╭─ 提示資料

2022 Fiscal Year Annual Research Report
“隠れた”特定妊婦・要支援家庭へのシームレスな支援システムの構築
Project/Area Number |
19K11113
|
Research Institution | University of Hyogo |
Principal Investigator |
石井 美由紀 兵庫県立大学, 看護学部, 准教授 (40437447)
|
Co-Investigator(Kenkyū-buntansha) |
清水 彩 京都橘大学, 看護学部, 准教授 (90552430)
黒瀧 安紀子 京都橘大学, 看護学部, 准教授 (70593630)
下田 優子 京都橘大学, 看護学部, 専任講師 (20845979)
高田 哲 神戸大学, 保健学研究科, 名誉教授 (10216658)
上野 まき子 京都橘大学, 看護学部, 助手 (90906778)

╰─
╭─ データ記録

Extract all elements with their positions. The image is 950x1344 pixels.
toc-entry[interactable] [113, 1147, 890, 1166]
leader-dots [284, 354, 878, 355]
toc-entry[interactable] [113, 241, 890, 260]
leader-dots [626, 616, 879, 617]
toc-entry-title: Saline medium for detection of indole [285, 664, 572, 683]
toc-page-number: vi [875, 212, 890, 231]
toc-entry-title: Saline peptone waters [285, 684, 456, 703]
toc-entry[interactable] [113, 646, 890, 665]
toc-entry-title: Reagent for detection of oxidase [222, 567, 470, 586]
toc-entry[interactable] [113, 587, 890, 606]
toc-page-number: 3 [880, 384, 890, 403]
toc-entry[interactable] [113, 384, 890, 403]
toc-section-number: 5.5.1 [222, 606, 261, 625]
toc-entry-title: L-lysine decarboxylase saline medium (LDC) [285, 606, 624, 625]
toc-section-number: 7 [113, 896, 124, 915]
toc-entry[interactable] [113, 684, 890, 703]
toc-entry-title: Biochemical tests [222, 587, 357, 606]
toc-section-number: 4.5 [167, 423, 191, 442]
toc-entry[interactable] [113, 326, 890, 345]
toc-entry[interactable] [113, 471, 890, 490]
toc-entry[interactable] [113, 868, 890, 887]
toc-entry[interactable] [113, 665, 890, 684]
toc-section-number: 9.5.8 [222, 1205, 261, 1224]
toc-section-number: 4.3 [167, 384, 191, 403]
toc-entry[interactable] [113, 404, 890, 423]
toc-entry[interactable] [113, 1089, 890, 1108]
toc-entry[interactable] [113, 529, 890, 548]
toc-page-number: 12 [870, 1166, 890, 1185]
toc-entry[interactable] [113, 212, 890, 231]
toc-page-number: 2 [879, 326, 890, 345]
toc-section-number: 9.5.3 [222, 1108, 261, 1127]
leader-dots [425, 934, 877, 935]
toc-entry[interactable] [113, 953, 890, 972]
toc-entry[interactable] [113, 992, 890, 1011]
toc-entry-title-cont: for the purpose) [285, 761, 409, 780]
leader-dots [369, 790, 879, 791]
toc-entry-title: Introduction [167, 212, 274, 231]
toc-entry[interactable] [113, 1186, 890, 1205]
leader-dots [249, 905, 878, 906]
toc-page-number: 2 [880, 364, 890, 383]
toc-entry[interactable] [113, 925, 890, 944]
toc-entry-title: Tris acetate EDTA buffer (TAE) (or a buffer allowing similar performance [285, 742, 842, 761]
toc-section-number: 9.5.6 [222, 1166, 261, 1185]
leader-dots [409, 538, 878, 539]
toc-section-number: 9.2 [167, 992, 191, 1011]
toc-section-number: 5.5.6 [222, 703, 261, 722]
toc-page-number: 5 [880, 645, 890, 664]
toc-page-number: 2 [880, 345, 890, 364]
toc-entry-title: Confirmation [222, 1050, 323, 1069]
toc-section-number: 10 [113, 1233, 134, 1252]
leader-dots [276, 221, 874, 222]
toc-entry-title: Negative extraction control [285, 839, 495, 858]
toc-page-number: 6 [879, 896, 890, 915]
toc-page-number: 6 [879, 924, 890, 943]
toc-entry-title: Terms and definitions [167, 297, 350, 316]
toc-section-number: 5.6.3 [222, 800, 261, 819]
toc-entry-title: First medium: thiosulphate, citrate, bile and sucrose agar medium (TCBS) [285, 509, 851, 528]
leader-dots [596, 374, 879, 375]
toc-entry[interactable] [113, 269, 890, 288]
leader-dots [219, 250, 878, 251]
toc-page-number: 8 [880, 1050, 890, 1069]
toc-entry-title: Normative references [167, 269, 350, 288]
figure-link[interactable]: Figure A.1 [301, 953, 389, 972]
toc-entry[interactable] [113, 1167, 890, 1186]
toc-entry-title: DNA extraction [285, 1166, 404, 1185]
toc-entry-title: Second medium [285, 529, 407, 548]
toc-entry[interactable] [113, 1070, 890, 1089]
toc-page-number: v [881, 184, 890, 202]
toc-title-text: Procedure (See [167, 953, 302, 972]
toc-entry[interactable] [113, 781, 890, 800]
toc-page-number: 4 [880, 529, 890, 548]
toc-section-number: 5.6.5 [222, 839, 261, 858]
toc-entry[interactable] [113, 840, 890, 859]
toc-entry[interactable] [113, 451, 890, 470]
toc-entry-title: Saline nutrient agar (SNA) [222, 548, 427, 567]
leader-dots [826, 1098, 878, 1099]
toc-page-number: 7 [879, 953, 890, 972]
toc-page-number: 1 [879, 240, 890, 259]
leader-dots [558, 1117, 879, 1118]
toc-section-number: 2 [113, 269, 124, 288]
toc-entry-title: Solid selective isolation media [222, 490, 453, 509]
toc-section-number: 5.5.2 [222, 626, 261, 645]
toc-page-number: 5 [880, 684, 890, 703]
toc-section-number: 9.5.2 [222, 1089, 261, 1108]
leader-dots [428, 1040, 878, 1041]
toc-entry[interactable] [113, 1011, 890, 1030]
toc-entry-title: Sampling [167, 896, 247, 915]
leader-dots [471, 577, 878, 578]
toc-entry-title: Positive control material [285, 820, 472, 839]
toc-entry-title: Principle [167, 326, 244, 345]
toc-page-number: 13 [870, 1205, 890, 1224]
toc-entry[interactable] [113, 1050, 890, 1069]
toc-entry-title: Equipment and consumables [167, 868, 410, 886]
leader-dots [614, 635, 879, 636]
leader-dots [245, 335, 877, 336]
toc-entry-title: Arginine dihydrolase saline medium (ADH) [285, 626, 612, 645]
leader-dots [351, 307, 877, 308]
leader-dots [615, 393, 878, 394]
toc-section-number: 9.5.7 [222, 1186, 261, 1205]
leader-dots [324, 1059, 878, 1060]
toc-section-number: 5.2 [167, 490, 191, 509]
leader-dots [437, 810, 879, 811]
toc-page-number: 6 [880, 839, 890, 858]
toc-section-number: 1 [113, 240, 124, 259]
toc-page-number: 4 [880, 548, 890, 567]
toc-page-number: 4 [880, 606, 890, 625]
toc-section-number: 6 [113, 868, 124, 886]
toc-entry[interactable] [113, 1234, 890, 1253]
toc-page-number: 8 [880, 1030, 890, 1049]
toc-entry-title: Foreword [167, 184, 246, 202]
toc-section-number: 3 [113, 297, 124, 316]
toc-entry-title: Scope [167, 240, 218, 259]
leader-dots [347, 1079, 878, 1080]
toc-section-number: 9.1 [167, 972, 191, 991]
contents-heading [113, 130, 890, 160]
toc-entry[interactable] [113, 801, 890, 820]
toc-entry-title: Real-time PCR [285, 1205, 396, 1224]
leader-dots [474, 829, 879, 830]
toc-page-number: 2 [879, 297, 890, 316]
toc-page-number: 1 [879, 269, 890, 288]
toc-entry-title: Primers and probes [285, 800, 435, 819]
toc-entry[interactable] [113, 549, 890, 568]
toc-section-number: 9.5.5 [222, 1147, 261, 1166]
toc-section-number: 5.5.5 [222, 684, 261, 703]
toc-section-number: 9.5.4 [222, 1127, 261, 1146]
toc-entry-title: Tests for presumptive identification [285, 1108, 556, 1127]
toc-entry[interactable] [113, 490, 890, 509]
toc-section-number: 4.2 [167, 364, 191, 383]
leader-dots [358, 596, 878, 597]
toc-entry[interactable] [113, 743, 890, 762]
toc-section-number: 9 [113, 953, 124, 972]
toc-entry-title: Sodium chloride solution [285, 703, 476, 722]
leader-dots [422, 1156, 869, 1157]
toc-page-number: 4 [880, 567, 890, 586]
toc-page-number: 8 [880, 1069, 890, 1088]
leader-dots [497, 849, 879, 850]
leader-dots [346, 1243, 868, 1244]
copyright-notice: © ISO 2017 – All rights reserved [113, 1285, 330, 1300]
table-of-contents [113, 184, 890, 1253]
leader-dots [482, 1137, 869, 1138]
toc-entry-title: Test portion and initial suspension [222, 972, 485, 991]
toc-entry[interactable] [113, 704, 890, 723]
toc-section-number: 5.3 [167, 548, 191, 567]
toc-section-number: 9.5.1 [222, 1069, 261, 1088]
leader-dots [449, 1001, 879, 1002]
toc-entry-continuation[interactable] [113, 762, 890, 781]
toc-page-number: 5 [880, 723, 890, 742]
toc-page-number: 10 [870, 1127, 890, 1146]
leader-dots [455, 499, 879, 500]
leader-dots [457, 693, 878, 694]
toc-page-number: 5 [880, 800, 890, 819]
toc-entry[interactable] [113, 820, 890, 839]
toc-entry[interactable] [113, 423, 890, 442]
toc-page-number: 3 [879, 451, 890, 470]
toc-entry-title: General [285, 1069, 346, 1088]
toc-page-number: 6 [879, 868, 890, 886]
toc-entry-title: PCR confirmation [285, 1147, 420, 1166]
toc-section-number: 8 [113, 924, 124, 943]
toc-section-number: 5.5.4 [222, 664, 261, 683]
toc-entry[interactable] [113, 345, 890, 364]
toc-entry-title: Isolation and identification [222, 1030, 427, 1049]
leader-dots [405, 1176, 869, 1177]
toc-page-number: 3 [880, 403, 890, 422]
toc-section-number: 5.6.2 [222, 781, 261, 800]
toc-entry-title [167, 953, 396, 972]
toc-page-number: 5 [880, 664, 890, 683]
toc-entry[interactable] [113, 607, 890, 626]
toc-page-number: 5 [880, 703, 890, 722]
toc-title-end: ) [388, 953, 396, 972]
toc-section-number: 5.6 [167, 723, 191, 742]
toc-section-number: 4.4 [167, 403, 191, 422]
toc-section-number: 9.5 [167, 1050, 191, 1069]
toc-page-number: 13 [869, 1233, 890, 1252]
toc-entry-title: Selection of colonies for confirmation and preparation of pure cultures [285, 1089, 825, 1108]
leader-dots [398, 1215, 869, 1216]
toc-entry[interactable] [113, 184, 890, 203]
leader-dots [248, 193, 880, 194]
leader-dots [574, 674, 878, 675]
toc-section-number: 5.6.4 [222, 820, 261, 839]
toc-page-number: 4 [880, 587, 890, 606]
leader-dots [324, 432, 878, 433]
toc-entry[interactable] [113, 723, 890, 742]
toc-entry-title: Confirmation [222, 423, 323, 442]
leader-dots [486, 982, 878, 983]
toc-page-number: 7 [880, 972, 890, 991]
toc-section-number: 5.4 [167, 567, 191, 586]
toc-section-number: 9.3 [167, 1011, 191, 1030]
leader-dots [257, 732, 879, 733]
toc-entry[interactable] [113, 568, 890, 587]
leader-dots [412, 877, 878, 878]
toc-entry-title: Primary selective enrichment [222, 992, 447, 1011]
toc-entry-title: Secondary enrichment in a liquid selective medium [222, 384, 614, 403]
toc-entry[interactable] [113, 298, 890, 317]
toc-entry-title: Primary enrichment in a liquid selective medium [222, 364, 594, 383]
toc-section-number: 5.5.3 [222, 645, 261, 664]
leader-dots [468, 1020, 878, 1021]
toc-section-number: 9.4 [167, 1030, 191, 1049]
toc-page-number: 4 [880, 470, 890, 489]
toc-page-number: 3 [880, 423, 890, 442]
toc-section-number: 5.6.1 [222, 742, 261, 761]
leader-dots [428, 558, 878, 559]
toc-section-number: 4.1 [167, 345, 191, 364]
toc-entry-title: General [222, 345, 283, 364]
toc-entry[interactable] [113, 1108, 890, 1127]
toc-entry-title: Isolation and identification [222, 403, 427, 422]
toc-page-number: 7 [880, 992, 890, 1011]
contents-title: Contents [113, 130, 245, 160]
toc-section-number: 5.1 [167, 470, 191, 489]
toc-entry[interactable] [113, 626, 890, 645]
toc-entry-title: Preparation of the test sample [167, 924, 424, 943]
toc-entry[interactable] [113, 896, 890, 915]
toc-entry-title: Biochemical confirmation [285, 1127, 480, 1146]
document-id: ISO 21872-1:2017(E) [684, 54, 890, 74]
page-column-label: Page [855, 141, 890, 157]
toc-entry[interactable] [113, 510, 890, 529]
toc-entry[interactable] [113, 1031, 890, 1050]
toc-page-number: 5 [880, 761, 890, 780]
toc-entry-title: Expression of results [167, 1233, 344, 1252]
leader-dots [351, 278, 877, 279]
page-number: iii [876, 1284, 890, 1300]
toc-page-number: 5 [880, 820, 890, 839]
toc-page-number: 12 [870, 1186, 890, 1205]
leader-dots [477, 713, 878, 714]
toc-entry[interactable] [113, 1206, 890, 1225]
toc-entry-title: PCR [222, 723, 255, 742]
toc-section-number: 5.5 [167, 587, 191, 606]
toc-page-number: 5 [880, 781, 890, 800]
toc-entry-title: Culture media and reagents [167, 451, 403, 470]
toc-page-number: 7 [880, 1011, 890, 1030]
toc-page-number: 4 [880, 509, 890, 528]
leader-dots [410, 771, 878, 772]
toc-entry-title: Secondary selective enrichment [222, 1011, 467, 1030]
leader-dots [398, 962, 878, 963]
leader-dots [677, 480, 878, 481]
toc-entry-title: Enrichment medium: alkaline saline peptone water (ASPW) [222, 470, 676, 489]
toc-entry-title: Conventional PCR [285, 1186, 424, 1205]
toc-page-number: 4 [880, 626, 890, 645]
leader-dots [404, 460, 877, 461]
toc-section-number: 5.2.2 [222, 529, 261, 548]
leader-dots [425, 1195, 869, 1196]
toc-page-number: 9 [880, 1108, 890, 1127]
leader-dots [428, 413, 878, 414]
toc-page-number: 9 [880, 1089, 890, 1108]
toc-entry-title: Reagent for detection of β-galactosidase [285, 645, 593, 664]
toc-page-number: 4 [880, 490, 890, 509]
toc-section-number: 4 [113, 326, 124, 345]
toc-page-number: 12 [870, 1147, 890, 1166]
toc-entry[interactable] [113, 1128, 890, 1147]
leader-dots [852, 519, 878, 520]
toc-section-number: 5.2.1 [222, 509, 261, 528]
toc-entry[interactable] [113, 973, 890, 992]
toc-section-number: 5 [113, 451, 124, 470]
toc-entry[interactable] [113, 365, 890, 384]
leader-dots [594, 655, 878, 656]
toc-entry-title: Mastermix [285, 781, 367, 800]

╰─

▸ 課題一覧
(a) 研究報告書のうち、「2022 Fiscal Year」で始まり「看護学部, 専任講師 (20845979)」まで続く部分を、そのまま書き写してください。
(b) 研究報告書によると、研究代表者は誰で、どの大学のどの学部に所属していますか。
記録は研究報告書とは別の資料です。

▸ 解答一覧
(a)
2022 Fiscal Year Annual Research Report
“隠れた”特定妊婦・要支援家庭へのシームレスな支援システムの構築
Project/Area Number |
19K11113
|
Research Institution | University of Hyogo |
Principal Investigator |
石井 美由紀 兵庫県立大学, 看護学部, 准教授 (40437447)
|
Co-Investigator(Kenkyū-buntansha) |
清水 彩 京都橘大学, 看護学部, 准教授 (90552430)
黒瀧 安紀子 京都橘大学, 看護学部, 准教授 (70593630)
下田 優子 京都橘大学, 看護学部, 専任講師 (20845979)

(b) 研究代表者は石井 美由紀で、兵庫県立大学看護学部の准教授です。